*** INFORMATION GIVEN

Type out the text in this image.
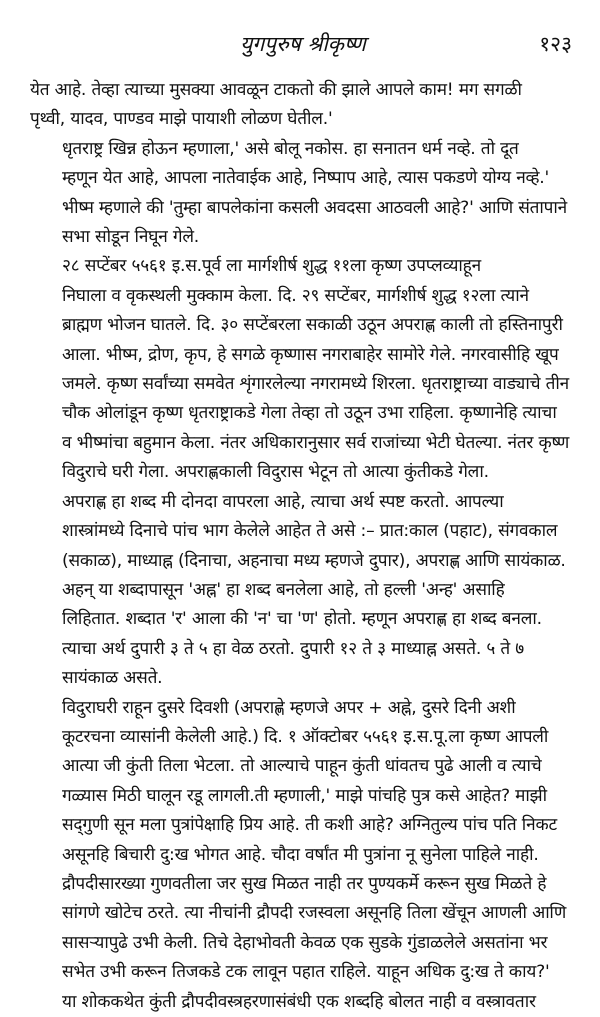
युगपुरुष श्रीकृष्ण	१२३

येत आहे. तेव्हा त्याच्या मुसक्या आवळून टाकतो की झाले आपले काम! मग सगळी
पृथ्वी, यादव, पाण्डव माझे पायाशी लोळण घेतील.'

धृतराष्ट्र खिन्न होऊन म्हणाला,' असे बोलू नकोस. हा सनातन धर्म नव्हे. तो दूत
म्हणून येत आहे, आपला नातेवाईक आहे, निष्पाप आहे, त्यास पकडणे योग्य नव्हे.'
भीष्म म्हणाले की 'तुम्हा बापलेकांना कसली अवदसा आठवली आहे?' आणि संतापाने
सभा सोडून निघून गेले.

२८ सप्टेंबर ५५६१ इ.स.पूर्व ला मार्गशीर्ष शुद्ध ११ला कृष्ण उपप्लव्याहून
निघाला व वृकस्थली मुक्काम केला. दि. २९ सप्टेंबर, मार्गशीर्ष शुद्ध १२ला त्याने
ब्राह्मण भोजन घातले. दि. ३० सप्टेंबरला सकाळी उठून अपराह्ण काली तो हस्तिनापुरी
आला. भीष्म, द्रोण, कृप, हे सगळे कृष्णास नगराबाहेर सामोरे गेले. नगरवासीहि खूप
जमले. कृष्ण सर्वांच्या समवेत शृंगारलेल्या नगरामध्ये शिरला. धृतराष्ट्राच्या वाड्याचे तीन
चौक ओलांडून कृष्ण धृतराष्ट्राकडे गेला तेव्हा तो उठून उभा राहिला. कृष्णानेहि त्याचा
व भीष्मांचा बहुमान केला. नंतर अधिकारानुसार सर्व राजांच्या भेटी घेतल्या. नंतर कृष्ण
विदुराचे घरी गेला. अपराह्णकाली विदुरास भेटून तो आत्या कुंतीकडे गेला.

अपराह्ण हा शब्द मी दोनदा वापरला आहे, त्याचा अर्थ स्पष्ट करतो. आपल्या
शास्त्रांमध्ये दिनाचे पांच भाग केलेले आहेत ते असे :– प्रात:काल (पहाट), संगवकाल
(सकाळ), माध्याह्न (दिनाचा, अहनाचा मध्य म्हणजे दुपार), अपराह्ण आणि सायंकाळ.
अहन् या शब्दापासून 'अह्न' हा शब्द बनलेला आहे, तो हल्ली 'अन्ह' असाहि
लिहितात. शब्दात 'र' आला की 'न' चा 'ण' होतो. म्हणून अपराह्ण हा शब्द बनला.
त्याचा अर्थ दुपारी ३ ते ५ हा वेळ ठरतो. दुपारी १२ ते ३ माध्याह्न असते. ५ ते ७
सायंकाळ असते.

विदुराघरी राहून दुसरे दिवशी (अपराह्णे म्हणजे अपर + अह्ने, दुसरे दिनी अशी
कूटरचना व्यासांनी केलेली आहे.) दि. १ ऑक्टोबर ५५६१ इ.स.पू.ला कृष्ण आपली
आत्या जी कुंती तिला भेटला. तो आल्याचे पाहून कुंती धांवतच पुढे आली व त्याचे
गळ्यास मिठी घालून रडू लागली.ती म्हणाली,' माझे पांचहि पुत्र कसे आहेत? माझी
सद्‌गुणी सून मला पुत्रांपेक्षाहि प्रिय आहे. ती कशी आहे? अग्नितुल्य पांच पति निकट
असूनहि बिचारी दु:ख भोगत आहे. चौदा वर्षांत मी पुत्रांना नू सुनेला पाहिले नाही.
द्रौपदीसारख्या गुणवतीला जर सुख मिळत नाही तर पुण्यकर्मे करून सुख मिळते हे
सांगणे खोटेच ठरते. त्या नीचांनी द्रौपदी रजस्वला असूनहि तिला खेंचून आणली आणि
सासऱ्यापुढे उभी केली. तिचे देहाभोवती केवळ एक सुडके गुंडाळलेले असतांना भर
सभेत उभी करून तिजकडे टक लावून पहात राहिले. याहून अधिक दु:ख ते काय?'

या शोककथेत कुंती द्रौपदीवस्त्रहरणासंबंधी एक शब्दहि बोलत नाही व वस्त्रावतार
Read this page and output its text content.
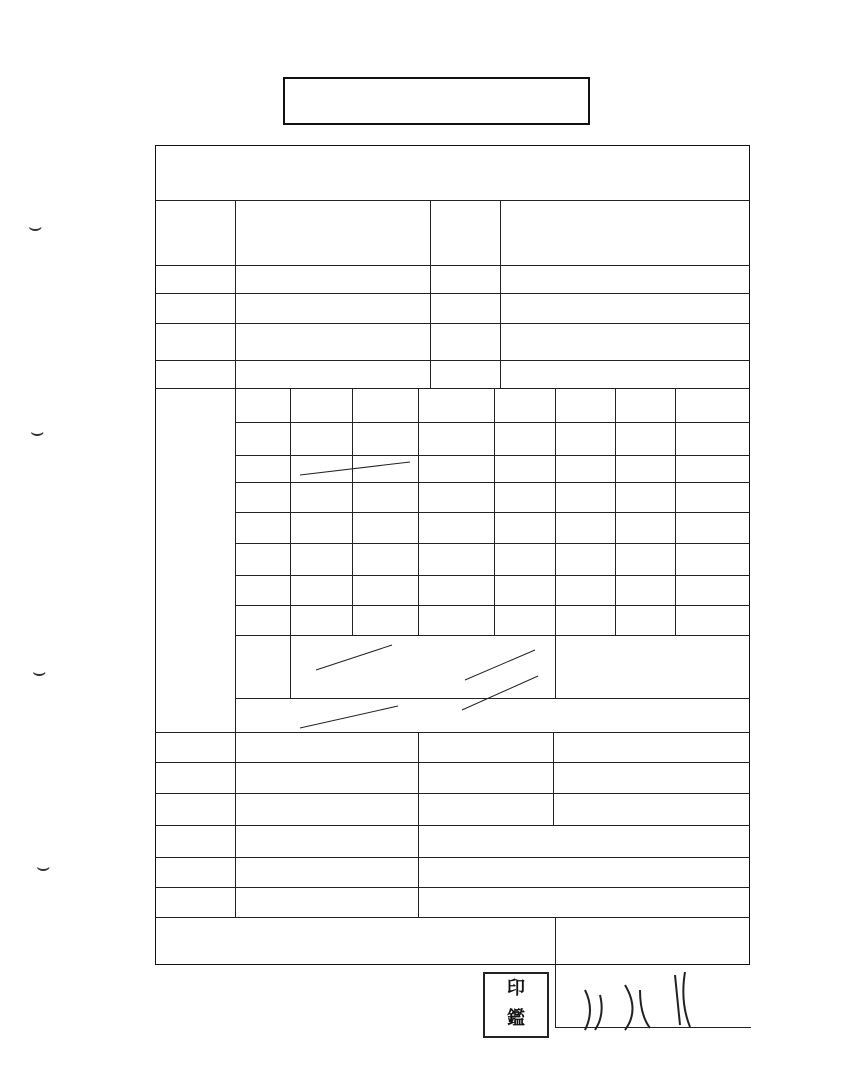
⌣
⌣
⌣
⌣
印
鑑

******

WHAT IS REQUIRED ->
Without the images, write out each line of the data verbatim.

RESPONSE TO THE TASK ->
Type out the text in this image.
युगपुरुष श्रीकृष्ण	१२३

येत आहे. तेव्हा त्याच्या मुसक्या आवळून टाकतो की झाले आपले काम! मग सगळी
पृथ्वी, यादव, पाण्डव माझे पायाशी लोळण घेतील.'

धृतराष्ट्र खिन्न होऊन म्हणाला,' असे बोलू नकोस. हा सनातन धर्म नव्हे. तो दूत
म्हणून येत आहे, आपला नातेवाईक आहे, निष्पाप आहे, त्यास पकडणे योग्य नव्हे.'
भीष्म म्हणाले की 'तुम्हा बापलेकांना कसली अवदसा आठवली आहे?' आणि संतापाने
सभा सोडून निघून गेले.

२८ सप्टेंबर ५५६१ इ.स.पूर्व ला मार्गशीर्ष शुद्ध ११ला कृष्ण उपप्लव्याहून
निघाला व वृकस्थली मुक्काम केला. दि. २९ सप्टेंबर, मार्गशीर्ष शुद्ध १२ला त्याने
ब्राह्मण भोजन घातले. दि. ३० सप्टेंबरला सकाळी उठून अपराह्ण काली तो हस्तिनापुरी
आला. भीष्म, द्रोण, कृप, हे सगळे कृष्णास नगराबाहेर सामोरे गेले. नगरवासीहि खूप
जमले. कृष्ण सर्वांच्या समवेत शृंगारलेल्या नगरामध्ये शिरला. धृतराष्ट्राच्या वाड्याचे तीन
चौक ओलांडून कृष्ण धृतराष्ट्राकडे गेला तेव्हा तो उठून उभा राहिला. कृष्णानेहि त्याचा
व भीष्मांचा बहुमान केला. नंतर अधिकारानुसार सर्व राजांच्या भेटी घेतल्या. नंतर कृष्ण
विदुराचे घरी गेला. अपराह्णकाली विदुरास भेटून तो आत्या कुंतीकडे गेला.

अपराह्ण हा शब्द मी दोनदा वापरला आहे, त्याचा अर्थ स्पष्ट करतो. आपल्या
शास्त्रांमध्ये दिनाचे पांच भाग केलेले आहेत ते असे :– प्रात:काल (पहाट), संगवकाल
(सकाळ), माध्याह्न (दिनाचा, अहनाचा मध्य म्हणजे दुपार), अपराह्ण आणि सायंकाळ.
अहन् या शब्दापासून 'अह्न' हा शब्द बनलेला आहे, तो हल्ली 'अन्ह' असाहि
लिहितात. शब्दात 'र' आला की 'न' चा 'ण' होतो. म्हणून अपराह्ण हा शब्द बनला.
त्याचा अर्थ दुपारी ३ ते ५ हा वेळ ठरतो. दुपारी १२ ते ३ माध्याह्न असते. ५ ते ७
सायंकाळ असते.

विदुराघरी राहून दुसरे दिवशी (अपराह्णे म्हणजे अपर + अह्ने, दुसरे दिनी अशी
कूटरचना व्यासांनी केलेली आहे.) दि. १ ऑक्टोबर ५५६१ इ.स.पू.ला कृष्ण आपली
आत्या जी कुंती तिला भेटला. तो आल्याचे पाहून कुंती धांवतच पुढे आली व त्याचे
गळ्यास मिठी घालून रडू लागली.ती म्हणाली,' माझे पांचहि पुत्र कसे आहेत? माझी
सद्‌गुणी सून मला पुत्रांपेक्षाहि प्रिय आहे. ती कशी आहे? अग्नितुल्य पांच पति निकट
असूनहि बिचारी दु:ख भोगत आहे. चौदा वर्षांत मी पुत्रांना नू सुनेला पाहिले नाही.
द्रौपदीसारख्या गुणवतीला जर सुख मिळत नाही तर पुण्यकर्मे करून सुख मिळते हे
सांगणे खोटेच ठरते. त्या नीचांनी द्रौपदी रजस्वला असूनहि तिला खेंचून आणली आणि
सासऱ्यापुढे उभी केली. तिचे देहाभोवती केवळ एक सुडके गुंडाळलेले असतांना भर
सभेत उभी करून तिजकडे टक लावून पहात राहिले. याहून अधिक दु:ख ते काय?'

या शोककथेत कुंती द्रौपदीवस्त्रहरणासंबंधी एक शब्दहि बोलत नाही व वस्त्रावतार
Read this page and output its text content.
⌣
⌣
⌣
⌣
印
鑑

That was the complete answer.